---------- DATA SHOWN

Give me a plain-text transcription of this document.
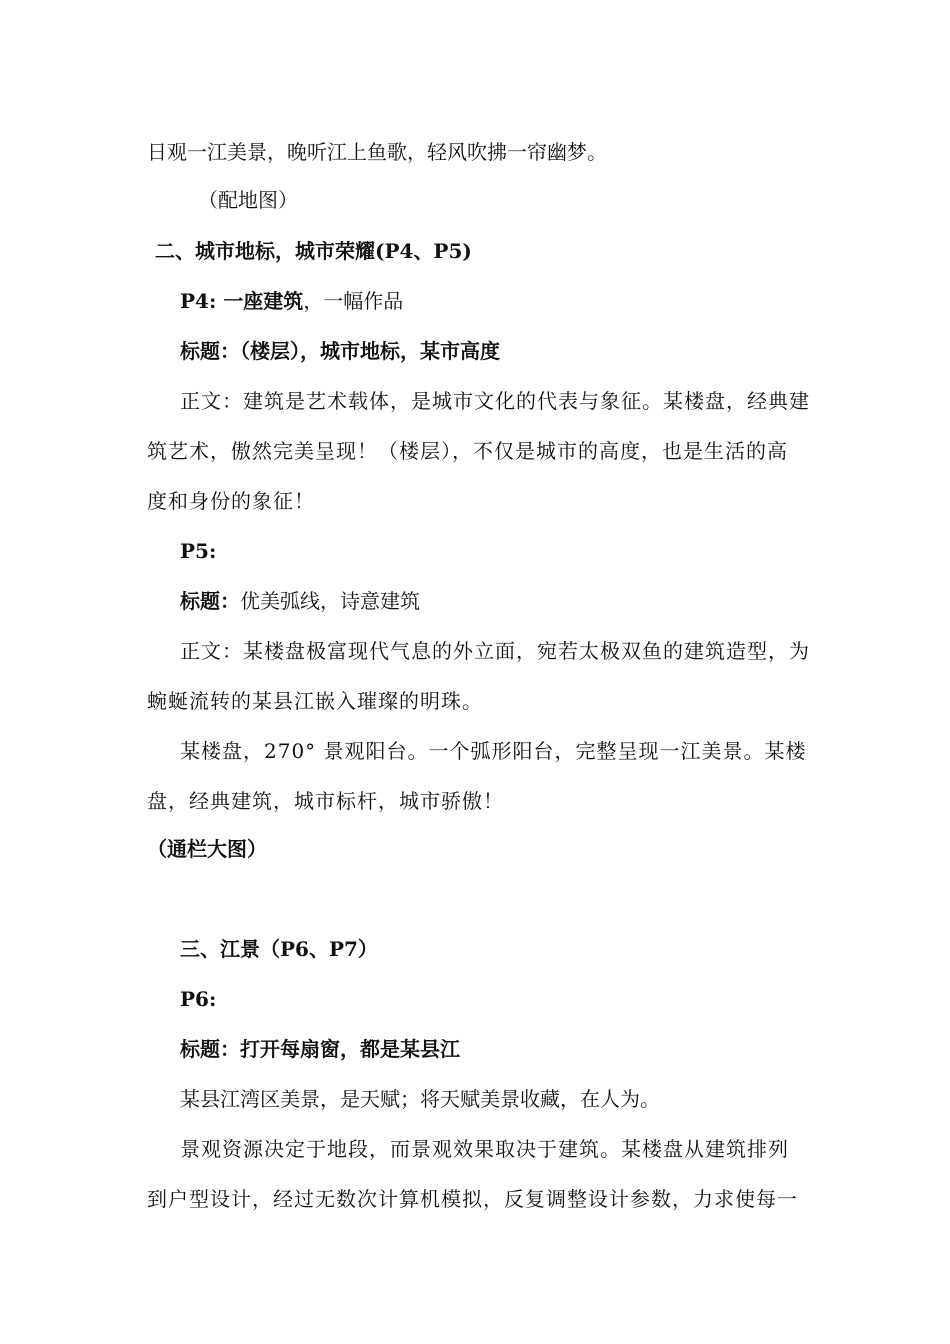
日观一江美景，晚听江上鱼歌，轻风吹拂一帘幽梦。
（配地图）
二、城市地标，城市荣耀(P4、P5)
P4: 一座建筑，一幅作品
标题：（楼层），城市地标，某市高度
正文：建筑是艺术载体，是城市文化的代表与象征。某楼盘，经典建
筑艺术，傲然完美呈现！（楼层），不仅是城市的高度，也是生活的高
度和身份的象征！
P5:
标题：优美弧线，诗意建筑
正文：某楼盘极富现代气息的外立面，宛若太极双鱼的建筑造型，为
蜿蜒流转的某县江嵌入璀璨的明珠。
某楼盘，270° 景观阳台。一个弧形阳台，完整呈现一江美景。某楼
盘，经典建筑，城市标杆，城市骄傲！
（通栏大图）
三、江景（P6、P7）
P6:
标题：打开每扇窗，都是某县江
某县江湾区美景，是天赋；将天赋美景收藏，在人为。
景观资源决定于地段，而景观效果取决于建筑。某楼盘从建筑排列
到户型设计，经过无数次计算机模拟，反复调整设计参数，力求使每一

--------------------
---------- DATA SHOWN

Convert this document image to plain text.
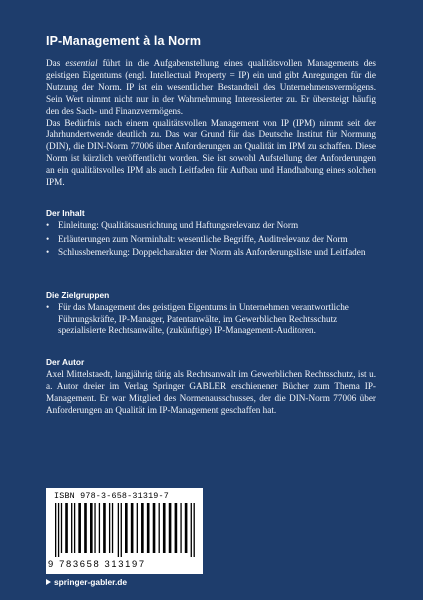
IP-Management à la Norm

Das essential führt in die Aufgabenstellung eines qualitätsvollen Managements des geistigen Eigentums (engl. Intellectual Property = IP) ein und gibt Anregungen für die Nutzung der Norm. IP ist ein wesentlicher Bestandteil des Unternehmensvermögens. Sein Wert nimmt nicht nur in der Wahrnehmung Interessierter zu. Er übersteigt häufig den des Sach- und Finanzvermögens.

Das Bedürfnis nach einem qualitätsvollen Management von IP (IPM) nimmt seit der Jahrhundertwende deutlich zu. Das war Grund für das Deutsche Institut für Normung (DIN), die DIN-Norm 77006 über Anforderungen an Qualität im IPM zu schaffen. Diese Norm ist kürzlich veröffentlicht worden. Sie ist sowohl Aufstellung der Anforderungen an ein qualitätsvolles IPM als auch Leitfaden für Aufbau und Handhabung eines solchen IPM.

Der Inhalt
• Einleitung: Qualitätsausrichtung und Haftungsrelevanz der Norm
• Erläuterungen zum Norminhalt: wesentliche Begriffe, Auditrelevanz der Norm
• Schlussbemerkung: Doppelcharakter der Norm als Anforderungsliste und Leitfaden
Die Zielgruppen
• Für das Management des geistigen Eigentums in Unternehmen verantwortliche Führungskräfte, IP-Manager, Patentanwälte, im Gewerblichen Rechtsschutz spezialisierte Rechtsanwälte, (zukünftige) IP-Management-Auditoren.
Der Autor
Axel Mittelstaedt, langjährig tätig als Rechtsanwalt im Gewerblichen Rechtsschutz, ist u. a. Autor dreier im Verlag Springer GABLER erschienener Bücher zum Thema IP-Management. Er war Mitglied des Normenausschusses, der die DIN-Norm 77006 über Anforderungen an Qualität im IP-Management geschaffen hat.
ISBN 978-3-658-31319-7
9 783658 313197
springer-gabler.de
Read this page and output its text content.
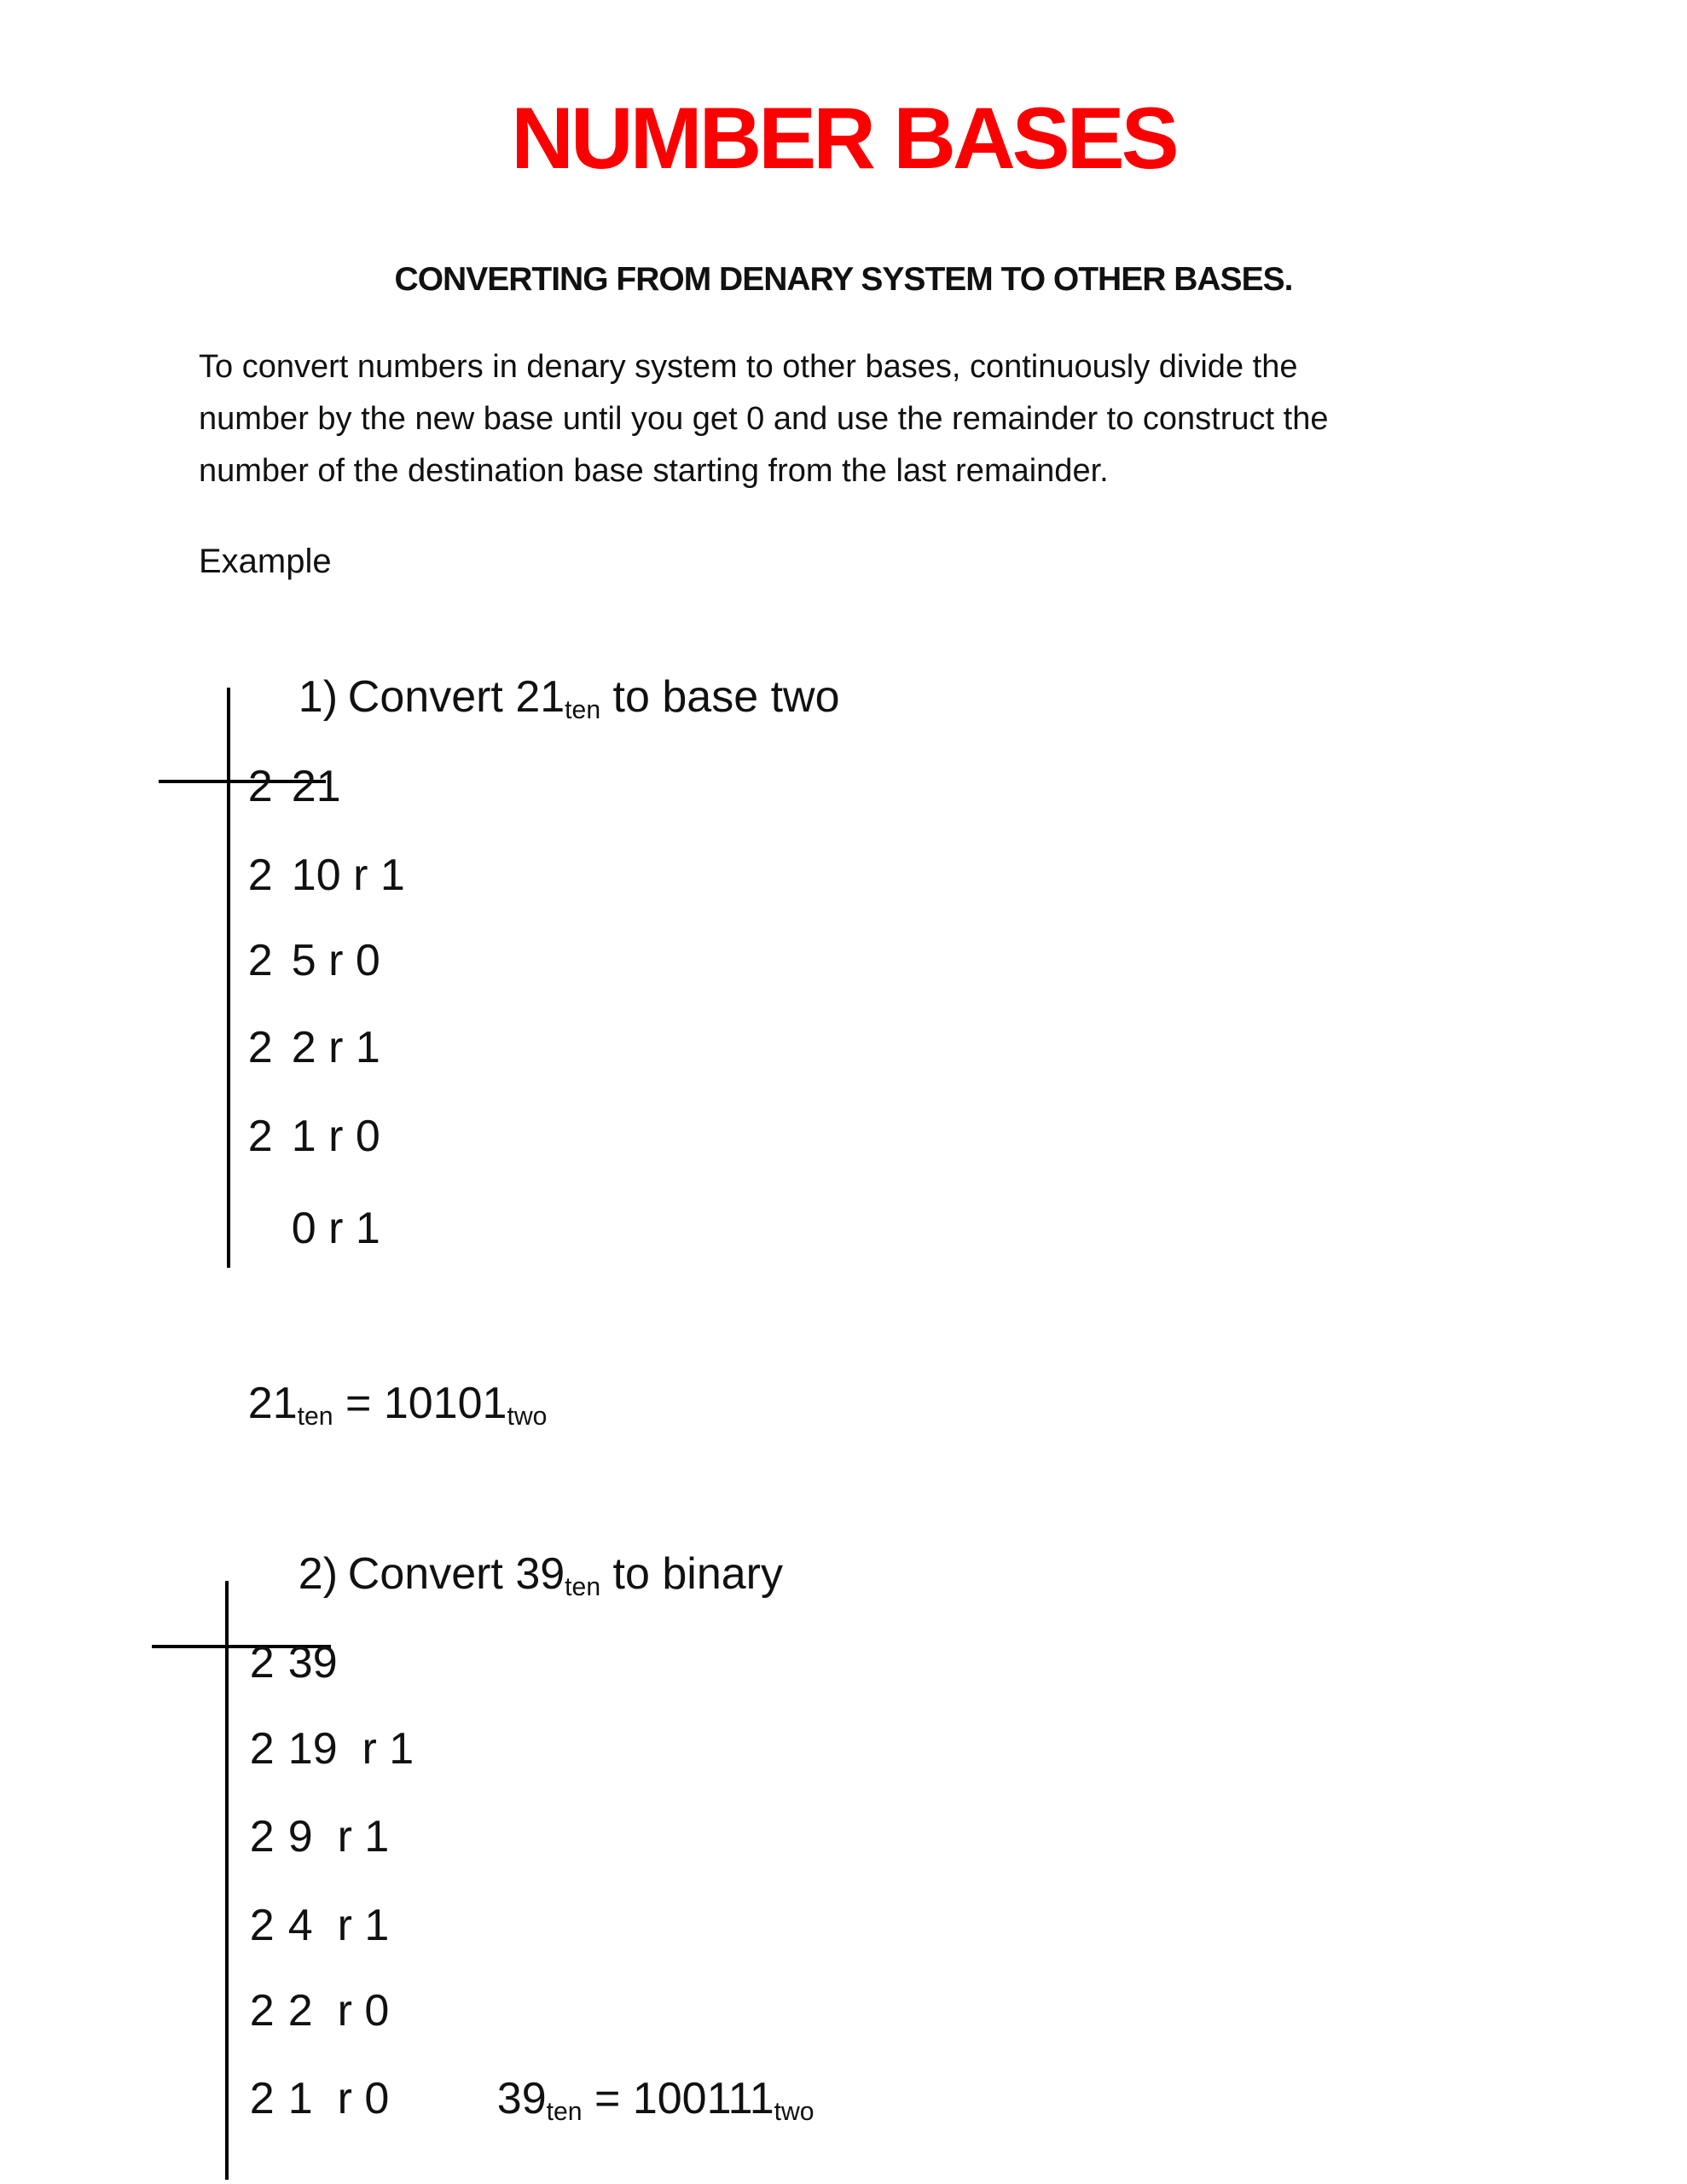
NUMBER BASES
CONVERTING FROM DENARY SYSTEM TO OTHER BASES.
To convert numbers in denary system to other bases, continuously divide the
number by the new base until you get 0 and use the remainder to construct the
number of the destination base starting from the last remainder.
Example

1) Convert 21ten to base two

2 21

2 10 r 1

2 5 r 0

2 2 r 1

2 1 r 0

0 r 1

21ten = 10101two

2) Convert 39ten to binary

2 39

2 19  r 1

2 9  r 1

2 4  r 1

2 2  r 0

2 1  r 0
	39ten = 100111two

--------------------

JOB = Go through the entries above and count the lines containing the word "remainder"; give only that count.

WRITTEN RESPONSE = 2